== Extract provided ==

# Caribbean Vacations Forums > St John & U.S. Virgin Islands Travel Forum >  >  NYE in St John?

## Dennis

Looks like NYE in St John is gonna happen.

Looking at Gallows Point. Kinda of a condo complex/resort near Cruz Bay.

Any intel?

I know the beaches are supposed to be unreal. And it looks like day trips to nearby islands is doable.

Restos?

Bars?

TIA

----------


## Peter NJ

Gallows Point is very nice and a short stroll to town..Beaches are beyond unreal! Easy day trips to the BVI are recommended especially Jost van Dyke...
My favorite beaches
Hawksnest
Big Maho
Trunk
Cinnamon
Salomon Bay

They blow away anything SBH has AINEC

----------


## Peter NJ

A step below for a place to stay would be Lavender Hill and it might be half the cost of Gallows..Same neighborhood and bigger units

----------


## Peter NJ

http://www.lavenderhill.net/

----------


## Peter NJ

My last thoughts for you Dennis and I don't want to be punched in the nose...If you go leave all the fancy resort wear at home..All u need are khaki shorts and a t shirt or polo shirt and flip flops..For the Mrs a nice Sun dress or very casual wear..Nobody will be wearing linen resort wear...This is nothing like SBH and that's a good thing...I would tell you to bring a cooler of frozen food but I'm sure you guys will dine out every night

----------


## Dennis

> My last thoughts for you Dennis and I don't want to be punched in the nose...If you go leave all the fancy resort wear at home..All u need are khaki shorts and a t shirt or polo shirt and flip flops..For the Mrs a nice Sun dress or very casual wear..Nobody will be wearing linen resort wear...This is nothing like SBH and that's a good thing...I would tell you to bring a cooler of frozen food but I'm sure you guys will dine out every night




We've already had the conversation about leaving the Chanel and Jimmy Choos at home.

Hell, we may even be able to go carry-on!

===
== Record excerpts ==

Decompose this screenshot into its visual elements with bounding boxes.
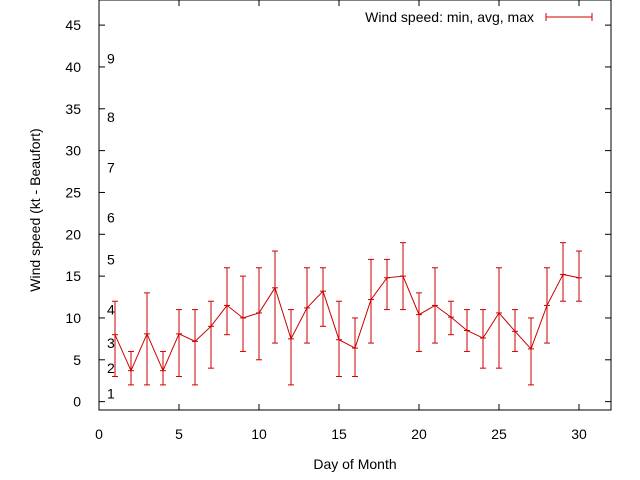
x-axis-ticks: 0 5 10 15 20 25 30: [95, 0, 587, 442]
legend: Wind speed: min, avg, max: [365, 9, 593, 25]
beaufort-label: 8: [107, 109, 115, 125]
beaufort-label: 9: [107, 51, 115, 67]
y-axis-label: Wind speed (kt - Beaufort): [27, 128, 43, 291]
x-tick-label: 0: [95, 426, 103, 442]
x-tick-label: 20: [411, 426, 427, 442]
beaufort-label: 7: [107, 159, 115, 175]
x-axis-label: Day of Month: [313, 456, 396, 472]
beaufort-label: 5: [107, 251, 115, 267]
beaufort-label: 3: [107, 335, 115, 351]
x-tick-label: 10: [251, 426, 267, 442]
legend-label: Wind speed: min, avg, max: [365, 9, 534, 25]
avg-line: [114, 273, 580, 372]
x-tick-label: 5: [175, 426, 183, 442]
x-tick-label: 15: [331, 426, 347, 442]
x-tick-label: 25: [491, 426, 507, 442]
beaufort-label: 4: [107, 302, 115, 318]
beaufort-label: 2: [107, 360, 115, 376]
beaufort-scale-labels: 1 2 3 4 5 6 7 8 9: [107, 51, 115, 402]
y-tick-label: 40: [65, 59, 81, 75]
plot-area: [98, 0, 612, 411]
data-series: [112, 242, 582, 386]
y-tick-label: 0: [73, 394, 81, 410]
x-tick-label: 30: [571, 426, 587, 442]
beaufort-label: 6: [107, 210, 115, 226]
y-tick-label: 5: [73, 352, 81, 368]
y-tick-label: 20: [65, 226, 81, 242]
y-tick-label: 25: [65, 184, 81, 200]
y-tick-label: 45: [65, 17, 81, 33]
y-tick-label: 15: [65, 268, 81, 284]
beaufort-label: 1: [107, 385, 115, 401]
y-tick-label: 35: [65, 101, 81, 117]
y-tick-label: 10: [65, 310, 81, 326]
y-tick-label: 30: [65, 143, 81, 159]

===

### Required tasks
1. In the St John travel thread, what place to stay does Peter NJ suggest as a step below Gallows Point?
2. Pick up the St John travel thread after its last post and continue it.

### Responses to the exercise
1. Lavender Hill.

2.
----------


## Grey

> We've already had the conversation about leaving the Chanel and Jimmy Choos at home.
> 
> Hell, we may even be able to go carry-on!



Jimmy Choo makes flat sandals.  Just sayin'.  :)

----------


## Dennis

> Jimmy Choo makes flat sandals.  Just sayin'.  :)




Somehow I don't think this will be new news to her…..

----------


## JoshA

Dennis, St John is great, one of my favorites. Peter has given you some good advice. 

I'd add that the snorkeling is good for these days in the Caribbean. It's not what it was 20 years ago unfortunately. If that appeals, hike along Leinster Bay toward Waterlemon Cay and swim around the small island for colorful corals and tropical fish. Also, it's worth a long lazy swim to look for turtles in Francis Bay along the northern rocks. The well-protected beach there is probably my favorite for its glassy water and pelicans fishing. As my 3 year old granddaughter said, "This is not a good beach! There are animals on this beach!"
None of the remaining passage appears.